### STATED TASK
Copy out the records in full, word for word, without pictures.

### INFORMATION SHOWN
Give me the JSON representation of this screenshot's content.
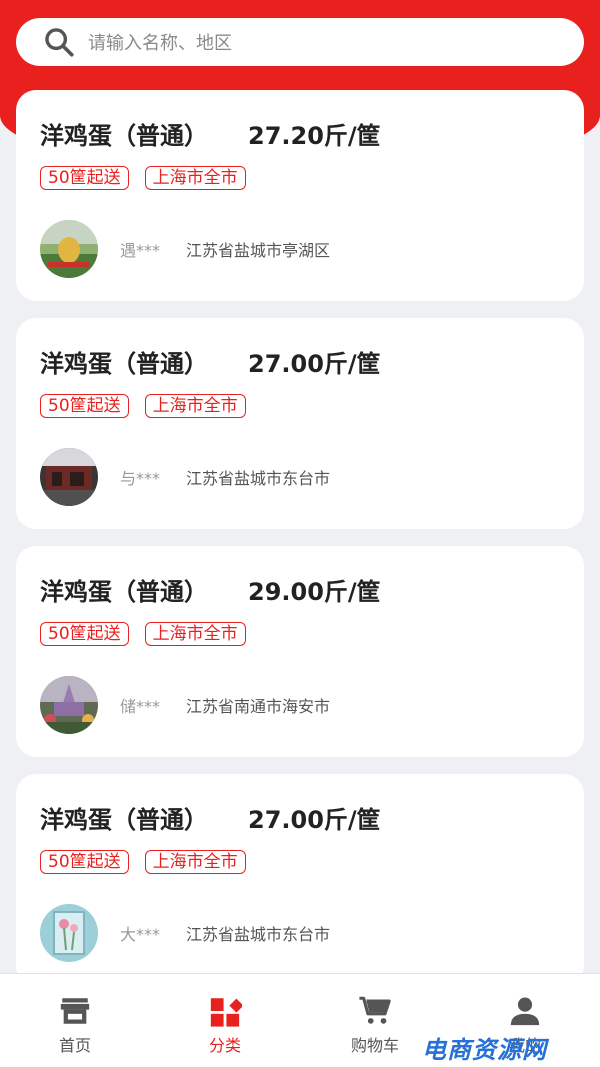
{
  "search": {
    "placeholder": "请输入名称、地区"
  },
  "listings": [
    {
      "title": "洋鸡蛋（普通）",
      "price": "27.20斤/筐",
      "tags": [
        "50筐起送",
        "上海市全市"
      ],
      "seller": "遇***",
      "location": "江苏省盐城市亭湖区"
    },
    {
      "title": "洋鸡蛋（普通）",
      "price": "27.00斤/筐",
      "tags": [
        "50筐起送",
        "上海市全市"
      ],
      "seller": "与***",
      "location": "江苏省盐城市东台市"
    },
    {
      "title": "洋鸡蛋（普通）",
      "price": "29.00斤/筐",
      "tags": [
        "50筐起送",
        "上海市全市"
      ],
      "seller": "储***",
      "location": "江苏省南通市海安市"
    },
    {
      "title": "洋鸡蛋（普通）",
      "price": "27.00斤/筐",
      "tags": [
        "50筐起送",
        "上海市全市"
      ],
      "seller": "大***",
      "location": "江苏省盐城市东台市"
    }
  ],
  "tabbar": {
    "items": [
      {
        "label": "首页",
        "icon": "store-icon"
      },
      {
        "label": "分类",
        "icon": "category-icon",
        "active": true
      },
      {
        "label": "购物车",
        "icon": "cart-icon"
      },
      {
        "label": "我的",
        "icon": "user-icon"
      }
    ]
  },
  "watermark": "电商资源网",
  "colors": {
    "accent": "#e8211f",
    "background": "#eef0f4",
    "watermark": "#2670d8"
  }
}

### ANSWER TO THE PROBLEM
Give me the JSON representation of this screenshot's content.
{
  "search": {
    "placeholder": "请输入名称、地区"
  },
  "listings": [
    {
      "title": "洋鸡蛋（普通）",
      "price": "27.20斤/筐",
      "tags": [
        "50筐起送",
        "上海市全市"
      ],
      "seller": "遇***",
      "location": "江苏省盐城市亭湖区"
    },
    {
      "title": "洋鸡蛋（普通）",
      "price": "27.00斤/筐",
      "tags": [
        "50筐起送",
        "上海市全市"
      ],
      "seller": "与***",
      "location": "江苏省盐城市东台市"
    },
    {
      "title": "洋鸡蛋（普通）",
      "price": "29.00斤/筐",
      "tags": [
        "50筐起送",
        "上海市全市"
      ],
      "seller": "储***",
      "location": "江苏省南通市海安市"
    },
    {
      "title": "洋鸡蛋（普通）",
      "price": "27.00斤/筐",
      "tags": [
        "50筐起送",
        "上海市全市"
      ],
      "seller": "大***",
      "location": "江苏省盐城市东台市"
    }
  ],
  "tabbar": {
    "items": [
      {
        "label": "首页",
        "icon": "store-icon"
      },
      {
        "label": "分类",
        "icon": "category-icon",
        "active": true
      },
      {
        "label": "购物车",
        "icon": "cart-icon"
      },
      {
        "label": "我的",
        "icon": "user-icon"
      }
    ]
  },
  "watermark": "电商资源网",
  "colors": {
    "accent": "#e8211f",
    "background": "#eef0f4",
    "watermark": "#2670d8"
  }
}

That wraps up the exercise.